- **What the exercise asks**
The entire listing is to be repeated verbatim.

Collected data
----------

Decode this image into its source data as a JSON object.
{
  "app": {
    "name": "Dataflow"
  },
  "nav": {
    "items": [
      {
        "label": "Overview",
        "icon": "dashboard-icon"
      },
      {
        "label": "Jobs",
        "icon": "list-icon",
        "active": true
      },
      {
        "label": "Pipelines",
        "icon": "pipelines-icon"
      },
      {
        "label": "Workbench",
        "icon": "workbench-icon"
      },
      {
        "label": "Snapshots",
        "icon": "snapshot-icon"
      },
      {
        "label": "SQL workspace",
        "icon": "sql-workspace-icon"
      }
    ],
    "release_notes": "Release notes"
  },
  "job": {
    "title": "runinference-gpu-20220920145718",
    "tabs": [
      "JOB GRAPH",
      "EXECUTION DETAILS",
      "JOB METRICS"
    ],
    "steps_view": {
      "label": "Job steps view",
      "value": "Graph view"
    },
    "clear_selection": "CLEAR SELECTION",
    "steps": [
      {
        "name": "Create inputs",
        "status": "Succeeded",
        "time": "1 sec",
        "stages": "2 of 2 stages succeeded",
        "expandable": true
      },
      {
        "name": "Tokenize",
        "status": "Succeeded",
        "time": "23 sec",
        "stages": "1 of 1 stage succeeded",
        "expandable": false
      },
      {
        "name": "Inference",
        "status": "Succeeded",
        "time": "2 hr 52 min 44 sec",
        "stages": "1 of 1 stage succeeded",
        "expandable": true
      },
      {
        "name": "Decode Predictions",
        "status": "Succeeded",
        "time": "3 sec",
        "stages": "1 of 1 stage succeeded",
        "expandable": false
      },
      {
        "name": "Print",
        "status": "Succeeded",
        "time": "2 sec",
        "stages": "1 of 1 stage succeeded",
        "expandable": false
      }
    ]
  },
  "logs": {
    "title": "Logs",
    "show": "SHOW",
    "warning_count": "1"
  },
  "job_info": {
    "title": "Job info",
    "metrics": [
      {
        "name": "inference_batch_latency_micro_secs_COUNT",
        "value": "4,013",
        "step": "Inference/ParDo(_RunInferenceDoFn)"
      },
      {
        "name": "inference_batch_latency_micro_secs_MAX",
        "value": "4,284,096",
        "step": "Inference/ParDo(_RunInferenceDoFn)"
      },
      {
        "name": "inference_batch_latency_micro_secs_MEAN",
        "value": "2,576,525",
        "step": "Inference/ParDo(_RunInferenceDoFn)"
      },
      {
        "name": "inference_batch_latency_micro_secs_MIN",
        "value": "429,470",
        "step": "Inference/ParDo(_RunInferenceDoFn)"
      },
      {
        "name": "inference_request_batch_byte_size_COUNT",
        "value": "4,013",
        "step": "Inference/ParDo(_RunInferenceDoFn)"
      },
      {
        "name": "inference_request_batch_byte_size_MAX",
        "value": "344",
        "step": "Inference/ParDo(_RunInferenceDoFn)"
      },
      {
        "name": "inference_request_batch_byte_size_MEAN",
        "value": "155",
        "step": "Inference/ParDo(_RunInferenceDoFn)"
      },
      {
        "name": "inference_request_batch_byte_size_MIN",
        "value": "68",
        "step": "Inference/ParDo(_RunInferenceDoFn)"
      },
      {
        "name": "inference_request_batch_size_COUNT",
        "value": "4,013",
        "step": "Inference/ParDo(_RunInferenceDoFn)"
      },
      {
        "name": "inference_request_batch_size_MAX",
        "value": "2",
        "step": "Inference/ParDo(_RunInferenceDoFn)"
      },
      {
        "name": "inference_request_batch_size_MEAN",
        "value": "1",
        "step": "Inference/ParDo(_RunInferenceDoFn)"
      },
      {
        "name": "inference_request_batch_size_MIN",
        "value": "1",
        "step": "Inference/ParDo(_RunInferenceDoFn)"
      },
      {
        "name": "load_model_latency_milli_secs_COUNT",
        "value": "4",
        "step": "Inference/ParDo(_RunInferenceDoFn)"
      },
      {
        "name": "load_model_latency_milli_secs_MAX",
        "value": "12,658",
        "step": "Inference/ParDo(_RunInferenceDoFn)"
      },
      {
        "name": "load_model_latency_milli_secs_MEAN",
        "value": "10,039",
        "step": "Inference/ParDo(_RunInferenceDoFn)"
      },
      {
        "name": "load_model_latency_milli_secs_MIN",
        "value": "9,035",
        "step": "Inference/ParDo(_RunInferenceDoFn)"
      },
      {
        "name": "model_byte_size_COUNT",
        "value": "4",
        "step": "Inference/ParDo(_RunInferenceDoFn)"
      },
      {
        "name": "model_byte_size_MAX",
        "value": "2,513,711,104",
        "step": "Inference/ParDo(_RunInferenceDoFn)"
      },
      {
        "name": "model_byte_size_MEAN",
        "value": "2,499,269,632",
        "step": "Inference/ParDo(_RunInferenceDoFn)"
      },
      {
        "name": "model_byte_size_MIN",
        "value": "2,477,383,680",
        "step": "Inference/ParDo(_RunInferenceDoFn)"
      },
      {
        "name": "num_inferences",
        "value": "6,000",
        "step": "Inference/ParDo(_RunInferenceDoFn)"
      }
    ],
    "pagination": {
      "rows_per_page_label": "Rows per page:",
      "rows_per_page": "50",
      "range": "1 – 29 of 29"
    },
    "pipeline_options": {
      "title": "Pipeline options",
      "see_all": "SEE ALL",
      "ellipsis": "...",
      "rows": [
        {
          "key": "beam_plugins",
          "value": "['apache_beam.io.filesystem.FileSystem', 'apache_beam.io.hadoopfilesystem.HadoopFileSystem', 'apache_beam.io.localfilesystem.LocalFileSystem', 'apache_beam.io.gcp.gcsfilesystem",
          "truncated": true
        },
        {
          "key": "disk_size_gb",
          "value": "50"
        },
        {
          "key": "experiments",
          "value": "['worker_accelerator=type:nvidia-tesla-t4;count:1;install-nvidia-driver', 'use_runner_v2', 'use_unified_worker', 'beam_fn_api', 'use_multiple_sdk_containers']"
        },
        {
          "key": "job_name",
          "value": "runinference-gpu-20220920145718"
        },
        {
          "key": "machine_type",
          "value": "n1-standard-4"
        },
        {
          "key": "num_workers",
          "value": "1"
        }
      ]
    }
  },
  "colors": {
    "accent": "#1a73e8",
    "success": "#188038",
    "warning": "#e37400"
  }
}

----------

- **Solution to the problem**
Decode this image into its source data as a JSON object.
{
  "app": {
    "name": "Dataflow"
  },
  "nav": {
    "items": [
      {
        "label": "Overview",
        "icon": "dashboard-icon"
      },
      {
        "label": "Jobs",
        "icon": "list-icon",
        "active": true
      },
      {
        "label": "Pipelines",
        "icon": "pipelines-icon"
      },
      {
        "label": "Workbench",
        "icon": "workbench-icon"
      },
      {
        "label": "Snapshots",
        "icon": "snapshot-icon"
      },
      {
        "label": "SQL workspace",
        "icon": "sql-workspace-icon"
      }
    ],
    "release_notes": "Release notes"
  },
  "job": {
    "title": "runinference-gpu-20220920145718",
    "tabs": [
      "JOB GRAPH",
      "EXECUTION DETAILS",
      "JOB METRICS"
    ],
    "steps_view": {
      "label": "Job steps view",
      "value": "Graph view"
    },
    "clear_selection": "CLEAR SELECTION",
    "steps": [
      {
        "name": "Create inputs",
        "status": "Succeeded",
        "time": "1 sec",
        "stages": "2 of 2 stages succeeded",
        "expandable": true
      },
      {
        "name": "Tokenize",
        "status": "Succeeded",
        "time": "23 sec",
        "stages": "1 of 1 stage succeeded",
        "expandable": false
      },
      {
        "name": "Inference",
        "status": "Succeeded",
        "time": "2 hr 52 min 44 sec",
        "stages": "1 of 1 stage succeeded",
        "expandable": true
      },
      {
        "name": "Decode Predictions",
        "status": "Succeeded",
        "time": "3 sec",
        "stages": "1 of 1 stage succeeded",
        "expandable": false
      },
      {
        "name": "Print",
        "status": "Succeeded",
        "time": "2 sec",
        "stages": "1 of 1 stage succeeded",
        "expandable": false
      }
    ]
  },
  "logs": {
    "title": "Logs",
    "show": "SHOW",
    "warning_count": "1"
  },
  "job_info": {
    "title": "Job info",
    "metrics": [
      {
        "name": "inference_batch_latency_micro_secs_COUNT",
        "value": "4,013",
        "step": "Inference/ParDo(_RunInferenceDoFn)"
      },
      {
        "name": "inference_batch_latency_micro_secs_MAX",
        "value": "4,284,096",
        "step": "Inference/ParDo(_RunInferenceDoFn)"
      },
      {
        "name": "inference_batch_latency_micro_secs_MEAN",
        "value": "2,576,525",
        "step": "Inference/ParDo(_RunInferenceDoFn)"
      },
      {
        "name": "inference_batch_latency_micro_secs_MIN",
        "value": "429,470",
        "step": "Inference/ParDo(_RunInferenceDoFn)"
      },
      {
        "name": "inference_request_batch_byte_size_COUNT",
        "value": "4,013",
        "step": "Inference/ParDo(_RunInferenceDoFn)"
      },
      {
        "name": "inference_request_batch_byte_size_MAX",
        "value": "344",
        "step": "Inference/ParDo(_RunInferenceDoFn)"
      },
      {
        "name": "inference_request_batch_byte_size_MEAN",
        "value": "155",
        "step": "Inference/ParDo(_RunInferenceDoFn)"
      },
      {
        "name": "inference_request_batch_byte_size_MIN",
        "value": "68",
        "step": "Inference/ParDo(_RunInferenceDoFn)"
      },
      {
        "name": "inference_request_batch_size_COUNT",
        "value": "4,013",
        "step": "Inference/ParDo(_RunInferenceDoFn)"
      },
      {
        "name": "inference_request_batch_size_MAX",
        "value": "2",
        "step": "Inference/ParDo(_RunInferenceDoFn)"
      },
      {
        "name": "inference_request_batch_size_MEAN",
        "value": "1",
        "step": "Inference/ParDo(_RunInferenceDoFn)"
      },
      {
        "name": "inference_request_batch_size_MIN",
        "value": "1",
        "step": "Inference/ParDo(_RunInferenceDoFn)"
      },
      {
        "name": "load_model_latency_milli_secs_COUNT",
        "value": "4",
        "step": "Inference/ParDo(_RunInferenceDoFn)"
      },
      {
        "name": "load_model_latency_milli_secs_MAX",
        "value": "12,658",
        "step": "Inference/ParDo(_RunInferenceDoFn)"
      },
      {
        "name": "load_model_latency_milli_secs_MEAN",
        "value": "10,039",
        "step": "Inference/ParDo(_RunInferenceDoFn)"
      },
      {
        "name": "load_model_latency_milli_secs_MIN",
        "value": "9,035",
        "step": "Inference/ParDo(_RunInferenceDoFn)"
      },
      {
        "name": "model_byte_size_COUNT",
        "value": "4",
        "step": "Inference/ParDo(_RunInferenceDoFn)"
      },
      {
        "name": "model_byte_size_MAX",
        "value": "2,513,711,104",
        "step": "Inference/ParDo(_RunInferenceDoFn)"
      },
      {
        "name": "model_byte_size_MEAN",
        "value": "2,499,269,632",
        "step": "Inference/ParDo(_RunInferenceDoFn)"
      },
      {
        "name": "model_byte_size_MIN",
        "value": "2,477,383,680",
        "step": "Inference/ParDo(_RunInferenceDoFn)"
      },
      {
        "name": "num_inferences",
        "value": "6,000",
        "step": "Inference/ParDo(_RunInferenceDoFn)"
      }
    ],
    "pagination": {
      "rows_per_page_label": "Rows per page:",
      "rows_per_page": "50",
      "range": "1 – 29 of 29"
    },
    "pipeline_options": {
      "title": "Pipeline options",
      "see_all": "SEE ALL",
      "ellipsis": "...",
      "rows": [
        {
          "key": "beam_plugins",
          "value": "['apache_beam.io.filesystem.FileSystem', 'apache_beam.io.hadoopfilesystem.HadoopFileSystem', 'apache_beam.io.localfilesystem.LocalFileSystem', 'apache_beam.io.gcp.gcsfilesystem",
          "truncated": true
        },
        {
          "key": "disk_size_gb",
          "value": "50"
        },
        {
          "key": "experiments",
          "value": "['worker_accelerator=type:nvidia-tesla-t4;count:1;install-nvidia-driver', 'use_runner_v2', 'use_unified_worker', 'beam_fn_api', 'use_multiple_sdk_containers']"
        },
        {
          "key": "job_name",
          "value": "runinference-gpu-20220920145718"
        },
        {
          "key": "machine_type",
          "value": "n1-standard-4"
        },
        {
          "key": "num_workers",
          "value": "1"
        }
      ]
    }
  },
  "colors": {
    "accent": "#1a73e8",
    "success": "#188038",
    "warning": "#e37400"
  }
}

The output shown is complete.